> Stated task: In the convergence thread, explain why Method 3 arrives at "sn = - log(n+1)". Answer in one to three sentences.

Test for convergence - Log operation

Question

∑ Log (n / n+ 1)

I solved the above problem in two different ways.

1st Method

= Log n - Log n+1
= Log n - Log n . Log 1
= Log n - Log n . 0
= Log n
= Log ∞
= ∞ (Diverges)

Method 2

= Log ( n / n + 1 )
= Log ( n / n . (1 + 1 /n))
= Log ( 1 / 1 + (1/n))
Substituting Limit, n=> ∞
= Log ( 1 / 1 + 1 / ∞))
= Log ( 1 / 1 + 0 )
= Log ( 1 / 1 )
= Log 1
= 0 (Converges)

Method 3

u1 = -log2
u2 = log2 - log3
u3 = log3 - log4
un = logn - log(n+1)

sn = u1 + u2 + ... un
sn = - log(n+1)

sub method 1
Substituting Limit, n=> ∞

sn = - log (∞)
sn = - ∞ (diverges)

sub method 2

sn = - log(n+1)
sn = - (log n . log 1)
sn = - (log n . 0)
sn = - (∞ . 0)
sn = indeterminate form

Where am i making the mistakes. Which one is the right way to solve this problem?

Answer 1

hint: $\log\left(\dfrac{n}{n+1}\right)=\log n - \log(n+1)\Rightarrow S_n =-\log(n+1)$

> Information provided:
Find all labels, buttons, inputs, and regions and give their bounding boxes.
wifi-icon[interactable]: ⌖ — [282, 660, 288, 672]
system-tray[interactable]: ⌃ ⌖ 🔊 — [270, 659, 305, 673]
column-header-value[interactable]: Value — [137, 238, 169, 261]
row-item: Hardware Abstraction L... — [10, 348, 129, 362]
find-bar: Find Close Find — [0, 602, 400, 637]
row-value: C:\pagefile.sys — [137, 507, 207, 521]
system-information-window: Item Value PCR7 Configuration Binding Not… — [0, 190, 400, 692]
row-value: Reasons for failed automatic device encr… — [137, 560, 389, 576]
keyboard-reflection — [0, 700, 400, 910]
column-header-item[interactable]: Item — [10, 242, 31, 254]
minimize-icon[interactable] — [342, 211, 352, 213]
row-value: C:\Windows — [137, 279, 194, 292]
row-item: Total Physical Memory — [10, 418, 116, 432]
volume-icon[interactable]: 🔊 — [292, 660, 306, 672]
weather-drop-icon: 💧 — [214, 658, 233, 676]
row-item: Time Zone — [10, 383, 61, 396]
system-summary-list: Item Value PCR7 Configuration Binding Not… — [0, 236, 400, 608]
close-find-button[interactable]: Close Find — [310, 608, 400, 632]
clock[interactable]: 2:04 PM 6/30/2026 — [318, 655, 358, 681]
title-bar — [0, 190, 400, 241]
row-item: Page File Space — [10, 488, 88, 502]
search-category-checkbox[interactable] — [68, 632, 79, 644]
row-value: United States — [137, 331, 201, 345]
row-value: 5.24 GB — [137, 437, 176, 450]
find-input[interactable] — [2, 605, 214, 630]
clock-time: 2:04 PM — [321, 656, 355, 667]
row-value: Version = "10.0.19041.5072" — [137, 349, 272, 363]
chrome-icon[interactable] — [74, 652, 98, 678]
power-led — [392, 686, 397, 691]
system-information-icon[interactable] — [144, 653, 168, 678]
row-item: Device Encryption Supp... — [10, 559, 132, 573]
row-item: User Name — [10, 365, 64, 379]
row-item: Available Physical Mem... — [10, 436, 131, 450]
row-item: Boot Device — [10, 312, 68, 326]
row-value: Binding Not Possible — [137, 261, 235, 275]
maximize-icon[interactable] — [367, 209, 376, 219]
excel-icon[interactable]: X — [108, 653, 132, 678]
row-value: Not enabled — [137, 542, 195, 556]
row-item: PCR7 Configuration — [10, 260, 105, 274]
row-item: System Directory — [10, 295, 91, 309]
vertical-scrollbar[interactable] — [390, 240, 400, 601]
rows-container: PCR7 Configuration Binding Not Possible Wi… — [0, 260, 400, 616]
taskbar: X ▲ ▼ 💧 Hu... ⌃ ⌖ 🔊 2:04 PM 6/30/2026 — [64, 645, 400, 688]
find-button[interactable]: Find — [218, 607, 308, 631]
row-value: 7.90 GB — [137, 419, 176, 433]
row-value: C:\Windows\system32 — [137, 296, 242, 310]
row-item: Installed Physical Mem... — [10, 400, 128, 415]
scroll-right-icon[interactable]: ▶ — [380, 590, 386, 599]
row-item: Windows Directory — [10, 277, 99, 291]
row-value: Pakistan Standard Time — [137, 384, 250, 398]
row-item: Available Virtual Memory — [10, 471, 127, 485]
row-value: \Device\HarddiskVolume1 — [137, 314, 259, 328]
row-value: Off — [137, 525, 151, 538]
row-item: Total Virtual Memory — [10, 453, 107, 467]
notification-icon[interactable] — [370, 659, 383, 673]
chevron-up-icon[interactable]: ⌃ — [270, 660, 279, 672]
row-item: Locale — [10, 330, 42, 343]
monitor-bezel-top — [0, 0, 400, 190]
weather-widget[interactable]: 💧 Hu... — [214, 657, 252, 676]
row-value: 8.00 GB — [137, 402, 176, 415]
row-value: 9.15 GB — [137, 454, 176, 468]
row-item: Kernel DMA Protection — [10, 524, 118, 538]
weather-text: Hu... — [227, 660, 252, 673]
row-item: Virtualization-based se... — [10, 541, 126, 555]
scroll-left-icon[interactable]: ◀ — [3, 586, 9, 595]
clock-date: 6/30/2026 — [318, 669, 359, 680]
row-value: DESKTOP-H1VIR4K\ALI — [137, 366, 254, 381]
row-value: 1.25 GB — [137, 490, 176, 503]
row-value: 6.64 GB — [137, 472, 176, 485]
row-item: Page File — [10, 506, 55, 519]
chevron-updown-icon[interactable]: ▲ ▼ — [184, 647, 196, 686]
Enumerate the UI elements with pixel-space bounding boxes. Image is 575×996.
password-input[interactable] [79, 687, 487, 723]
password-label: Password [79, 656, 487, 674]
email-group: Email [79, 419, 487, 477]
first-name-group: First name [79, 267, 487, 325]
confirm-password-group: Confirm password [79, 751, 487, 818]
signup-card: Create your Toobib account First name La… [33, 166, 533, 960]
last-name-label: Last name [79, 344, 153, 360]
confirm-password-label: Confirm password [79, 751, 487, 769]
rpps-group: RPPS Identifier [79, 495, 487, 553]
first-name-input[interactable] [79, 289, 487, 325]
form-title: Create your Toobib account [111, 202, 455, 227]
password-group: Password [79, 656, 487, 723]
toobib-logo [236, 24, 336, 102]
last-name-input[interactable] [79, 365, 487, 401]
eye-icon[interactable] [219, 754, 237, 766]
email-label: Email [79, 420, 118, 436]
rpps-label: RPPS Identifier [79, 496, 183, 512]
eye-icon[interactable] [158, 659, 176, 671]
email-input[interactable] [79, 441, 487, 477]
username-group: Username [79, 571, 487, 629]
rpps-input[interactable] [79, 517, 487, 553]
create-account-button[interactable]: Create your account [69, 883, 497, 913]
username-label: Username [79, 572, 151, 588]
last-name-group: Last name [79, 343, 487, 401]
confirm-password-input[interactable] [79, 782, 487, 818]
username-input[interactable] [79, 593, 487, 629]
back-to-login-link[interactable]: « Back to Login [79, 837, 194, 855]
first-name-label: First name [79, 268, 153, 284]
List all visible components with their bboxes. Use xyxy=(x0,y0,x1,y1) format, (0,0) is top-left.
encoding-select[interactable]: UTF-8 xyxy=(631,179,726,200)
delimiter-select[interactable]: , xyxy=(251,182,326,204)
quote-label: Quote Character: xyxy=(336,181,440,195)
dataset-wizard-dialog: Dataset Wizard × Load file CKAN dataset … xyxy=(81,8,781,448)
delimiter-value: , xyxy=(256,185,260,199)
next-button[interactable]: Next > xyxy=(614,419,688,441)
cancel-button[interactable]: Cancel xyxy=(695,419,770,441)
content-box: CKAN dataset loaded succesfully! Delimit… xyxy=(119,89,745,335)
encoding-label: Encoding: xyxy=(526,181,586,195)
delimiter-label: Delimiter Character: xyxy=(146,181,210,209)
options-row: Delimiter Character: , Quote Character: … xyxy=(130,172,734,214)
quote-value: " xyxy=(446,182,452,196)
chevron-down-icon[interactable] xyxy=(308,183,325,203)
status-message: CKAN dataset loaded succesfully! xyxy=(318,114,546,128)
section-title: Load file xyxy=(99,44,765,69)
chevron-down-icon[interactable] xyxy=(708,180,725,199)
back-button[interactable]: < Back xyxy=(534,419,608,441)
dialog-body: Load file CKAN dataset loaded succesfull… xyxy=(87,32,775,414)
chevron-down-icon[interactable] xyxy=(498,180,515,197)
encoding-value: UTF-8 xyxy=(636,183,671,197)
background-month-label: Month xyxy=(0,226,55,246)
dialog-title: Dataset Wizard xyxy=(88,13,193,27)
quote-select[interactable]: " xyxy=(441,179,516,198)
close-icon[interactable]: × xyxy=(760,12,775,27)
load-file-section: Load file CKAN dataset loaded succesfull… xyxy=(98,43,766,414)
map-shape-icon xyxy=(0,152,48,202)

> Output for this exercise: Each term is written as a difference of logs: u1 = -log2, u2 = log2 - log3, u3 = log3 - log4, and in general un = logn - log(n+1), matching the hint that log(n/(n+1)) = log n - log(n+1). When these terms are added to form sn, every intermediate log appears once with a plus sign and once with a minus sign. Those pairs cancel, and only -log(n+1) remains.